Copy all the material below, exactly as it stands.

--- START OF Source material ---

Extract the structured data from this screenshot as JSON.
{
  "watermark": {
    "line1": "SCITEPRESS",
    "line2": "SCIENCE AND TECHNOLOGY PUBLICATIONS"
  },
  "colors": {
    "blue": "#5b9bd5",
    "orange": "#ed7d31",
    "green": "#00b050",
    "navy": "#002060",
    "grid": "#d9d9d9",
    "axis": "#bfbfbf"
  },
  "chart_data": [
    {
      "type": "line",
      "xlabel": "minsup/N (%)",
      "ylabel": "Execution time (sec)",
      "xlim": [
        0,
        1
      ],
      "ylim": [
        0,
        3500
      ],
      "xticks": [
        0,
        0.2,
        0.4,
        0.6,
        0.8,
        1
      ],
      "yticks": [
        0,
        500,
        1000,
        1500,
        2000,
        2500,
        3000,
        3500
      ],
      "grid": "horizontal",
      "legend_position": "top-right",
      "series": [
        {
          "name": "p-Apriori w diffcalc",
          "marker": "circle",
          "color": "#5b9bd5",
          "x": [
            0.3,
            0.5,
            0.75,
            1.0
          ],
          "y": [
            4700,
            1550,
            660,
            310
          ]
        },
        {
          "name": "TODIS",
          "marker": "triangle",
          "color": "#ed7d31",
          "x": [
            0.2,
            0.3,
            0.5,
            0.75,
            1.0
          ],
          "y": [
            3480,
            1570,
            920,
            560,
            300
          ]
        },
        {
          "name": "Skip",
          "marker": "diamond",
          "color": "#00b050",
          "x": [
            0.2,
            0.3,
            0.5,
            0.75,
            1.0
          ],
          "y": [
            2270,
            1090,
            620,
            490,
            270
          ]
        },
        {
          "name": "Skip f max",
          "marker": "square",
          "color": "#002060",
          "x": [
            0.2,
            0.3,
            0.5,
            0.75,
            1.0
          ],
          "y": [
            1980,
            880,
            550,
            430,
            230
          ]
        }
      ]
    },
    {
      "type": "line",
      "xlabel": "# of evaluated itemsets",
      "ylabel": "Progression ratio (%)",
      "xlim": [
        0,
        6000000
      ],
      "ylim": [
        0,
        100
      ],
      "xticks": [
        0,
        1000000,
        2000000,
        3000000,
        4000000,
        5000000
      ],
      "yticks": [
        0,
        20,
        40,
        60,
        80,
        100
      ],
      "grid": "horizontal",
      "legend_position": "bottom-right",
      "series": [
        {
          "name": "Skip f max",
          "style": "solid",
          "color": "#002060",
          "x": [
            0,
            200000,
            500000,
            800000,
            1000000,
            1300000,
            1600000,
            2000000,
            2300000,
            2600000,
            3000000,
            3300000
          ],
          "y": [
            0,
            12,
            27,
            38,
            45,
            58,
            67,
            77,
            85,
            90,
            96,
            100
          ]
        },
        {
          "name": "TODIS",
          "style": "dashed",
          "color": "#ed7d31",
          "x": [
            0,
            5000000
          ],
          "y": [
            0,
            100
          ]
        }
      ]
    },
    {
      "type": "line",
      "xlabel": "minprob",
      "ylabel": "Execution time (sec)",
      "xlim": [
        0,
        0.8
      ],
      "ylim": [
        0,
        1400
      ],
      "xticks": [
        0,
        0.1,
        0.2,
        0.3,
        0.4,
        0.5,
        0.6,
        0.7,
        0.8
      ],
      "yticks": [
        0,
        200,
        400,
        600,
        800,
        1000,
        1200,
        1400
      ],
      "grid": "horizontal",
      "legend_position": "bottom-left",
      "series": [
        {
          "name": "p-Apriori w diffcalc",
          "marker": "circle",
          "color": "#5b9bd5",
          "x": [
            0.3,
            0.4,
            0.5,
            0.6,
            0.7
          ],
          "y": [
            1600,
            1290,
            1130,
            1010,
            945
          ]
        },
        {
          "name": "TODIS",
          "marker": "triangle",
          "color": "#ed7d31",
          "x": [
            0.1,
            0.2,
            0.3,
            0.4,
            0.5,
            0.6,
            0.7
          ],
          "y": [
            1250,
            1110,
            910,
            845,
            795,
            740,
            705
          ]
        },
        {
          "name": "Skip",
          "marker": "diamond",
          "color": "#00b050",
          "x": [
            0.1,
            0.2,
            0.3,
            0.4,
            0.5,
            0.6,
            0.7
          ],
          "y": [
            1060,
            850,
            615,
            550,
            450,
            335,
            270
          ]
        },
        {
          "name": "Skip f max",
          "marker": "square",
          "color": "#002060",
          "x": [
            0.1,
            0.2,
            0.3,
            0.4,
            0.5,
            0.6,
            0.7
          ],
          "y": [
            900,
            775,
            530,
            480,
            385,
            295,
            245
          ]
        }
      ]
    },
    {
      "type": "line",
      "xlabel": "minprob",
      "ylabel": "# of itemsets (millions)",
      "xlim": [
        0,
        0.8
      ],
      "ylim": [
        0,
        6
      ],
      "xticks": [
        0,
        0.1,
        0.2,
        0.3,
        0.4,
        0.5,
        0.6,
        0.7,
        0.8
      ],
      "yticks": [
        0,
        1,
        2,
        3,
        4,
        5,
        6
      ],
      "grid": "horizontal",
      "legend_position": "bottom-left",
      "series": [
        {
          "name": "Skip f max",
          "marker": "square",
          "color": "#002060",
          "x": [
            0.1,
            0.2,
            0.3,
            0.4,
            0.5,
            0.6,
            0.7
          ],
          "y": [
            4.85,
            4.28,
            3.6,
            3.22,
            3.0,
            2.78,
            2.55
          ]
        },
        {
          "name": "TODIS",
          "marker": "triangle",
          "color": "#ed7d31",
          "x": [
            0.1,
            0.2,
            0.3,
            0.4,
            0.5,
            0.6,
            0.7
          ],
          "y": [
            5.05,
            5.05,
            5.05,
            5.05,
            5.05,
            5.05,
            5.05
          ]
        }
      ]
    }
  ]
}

--- END OF Source material ---

**Exercise solution**
Extract the structured data from this screenshot as JSON.
{
  "watermark": {
    "line1": "SCITEPRESS",
    "line2": "SCIENCE AND TECHNOLOGY PUBLICATIONS"
  },
  "colors": {
    "blue": "#5b9bd5",
    "orange": "#ed7d31",
    "green": "#00b050",
    "navy": "#002060",
    "grid": "#d9d9d9",
    "axis": "#bfbfbf"
  },
  "chart_data": [
    {
      "type": "line",
      "xlabel": "minsup/N (%)",
      "ylabel": "Execution time (sec)",
      "xlim": [
        0,
        1
      ],
      "ylim": [
        0,
        3500
      ],
      "xticks": [
        0,
        0.2,
        0.4,
        0.6,
        0.8,
        1
      ],
      "yticks": [
        0,
        500,
        1000,
        1500,
        2000,
        2500,
        3000,
        3500
      ],
      "grid": "horizontal",
      "legend_position": "top-right",
      "series": [
        {
          "name": "p-Apriori w diffcalc",
          "marker": "circle",
          "color": "#5b9bd5",
          "x": [
            0.3,
            0.5,
            0.75,
            1.0
          ],
          "y": [
            4700,
            1550,
            660,
            310
          ]
        },
        {
          "name": "TODIS",
          "marker": "triangle",
          "color": "#ed7d31",
          "x": [
            0.2,
            0.3,
            0.5,
            0.75,
            1.0
          ],
          "y": [
            3480,
            1570,
            920,
            560,
            300
          ]
        },
        {
          "name": "Skip",
          "marker": "diamond",
          "color": "#00b050",
          "x": [
            0.2,
            0.3,
            0.5,
            0.75,
            1.0
          ],
          "y": [
            2270,
            1090,
            620,
            490,
            270
          ]
        },
        {
          "name": "Skip f max",
          "marker": "square",
          "color": "#002060",
          "x": [
            0.2,
            0.3,
            0.5,
            0.75,
            1.0
          ],
          "y": [
            1980,
            880,
            550,
            430,
            230
          ]
        }
      ]
    },
    {
      "type": "line",
      "xlabel": "# of evaluated itemsets",
      "ylabel": "Progression ratio (%)",
      "xlim": [
        0,
        6000000
      ],
      "ylim": [
        0,
        100
      ],
      "xticks": [
        0,
        1000000,
        2000000,
        3000000,
        4000000,
        5000000
      ],
      "yticks": [
        0,
        20,
        40,
        60,
        80,
        100
      ],
      "grid": "horizontal",
      "legend_position": "bottom-right",
      "series": [
        {
          "name": "Skip f max",
          "style": "solid",
          "color": "#002060",
          "x": [
            0,
            200000,
            500000,
            800000,
            1000000,
            1300000,
            1600000,
            2000000,
            2300000,
            2600000,
            3000000,
            3300000
          ],
          "y": [
            0,
            12,
            27,
            38,
            45,
            58,
            67,
            77,
            85,
            90,
            96,
            100
          ]
        },
        {
          "name": "TODIS",
          "style": "dashed",
          "color": "#ed7d31",
          "x": [
            0,
            5000000
          ],
          "y": [
            0,
            100
          ]
        }
      ]
    },
    {
      "type": "line",
      "xlabel": "minprob",
      "ylabel": "Execution time (sec)",
      "xlim": [
        0,
        0.8
      ],
      "ylim": [
        0,
        1400
      ],
      "xticks": [
        0,
        0.1,
        0.2,
        0.3,
        0.4,
        0.5,
        0.6,
        0.7,
        0.8
      ],
      "yticks": [
        0,
        200,
        400,
        600,
        800,
        1000,
        1200,
        1400
      ],
      "grid": "horizontal",
      "legend_position": "bottom-left",
      "series": [
        {
          "name": "p-Apriori w diffcalc",
          "marker": "circle",
          "color": "#5b9bd5",
          "x": [
            0.3,
            0.4,
            0.5,
            0.6,
            0.7
          ],
          "y": [
            1600,
            1290,
            1130,
            1010,
            945
          ]
        },
        {
          "name": "TODIS",
          "marker": "triangle",
          "color": "#ed7d31",
          "x": [
            0.1,
            0.2,
            0.3,
            0.4,
            0.5,
            0.6,
            0.7
          ],
          "y": [
            1250,
            1110,
            910,
            845,
            795,
            740,
            705
          ]
        },
        {
          "name": "Skip",
          "marker": "diamond",
          "color": "#00b050",
          "x": [
            0.1,
            0.2,
            0.3,
            0.4,
            0.5,
            0.6,
            0.7
          ],
          "y": [
            1060,
            850,
            615,
            550,
            450,
            335,
            270
          ]
        },
        {
          "name": "Skip f max",
          "marker": "square",
          "color": "#002060",
          "x": [
            0.1,
            0.2,
            0.3,
            0.4,
            0.5,
            0.6,
            0.7
          ],
          "y": [
            900,
            775,
            530,
            480,
            385,
            295,
            245
          ]
        }
      ]
    },
    {
      "type": "line",
      "xlabel": "minprob",
      "ylabel": "# of itemsets (millions)",
      "xlim": [
        0,
        0.8
      ],
      "ylim": [
        0,
        6
      ],
      "xticks": [
        0,
        0.1,
        0.2,
        0.3,
        0.4,
        0.5,
        0.6,
        0.7,
        0.8
      ],
      "yticks": [
        0,
        1,
        2,
        3,
        4,
        5,
        6
      ],
      "grid": "horizontal",
      "legend_position": "bottom-left",
      "series": [
        {
          "name": "Skip f max",
          "marker": "square",
          "color": "#002060",
          "x": [
            0.1,
            0.2,
            0.3,
            0.4,
            0.5,
            0.6,
            0.7
          ],
          "y": [
            4.85,
            4.28,
            3.6,
            3.22,
            3.0,
            2.78,
            2.55
          ]
        },
        {
          "name": "TODIS",
          "marker": "triangle",
          "color": "#ed7d31",
          "x": [
            0.1,
            0.2,
            0.3,
            0.4,
            0.5,
            0.6,
            0.7
          ],
          "y": [
            5.05,
            5.05,
            5.05,
            5.05,
            5.05,
            5.05,
            5.05
          ]
        }
      ]
    }
  ]
}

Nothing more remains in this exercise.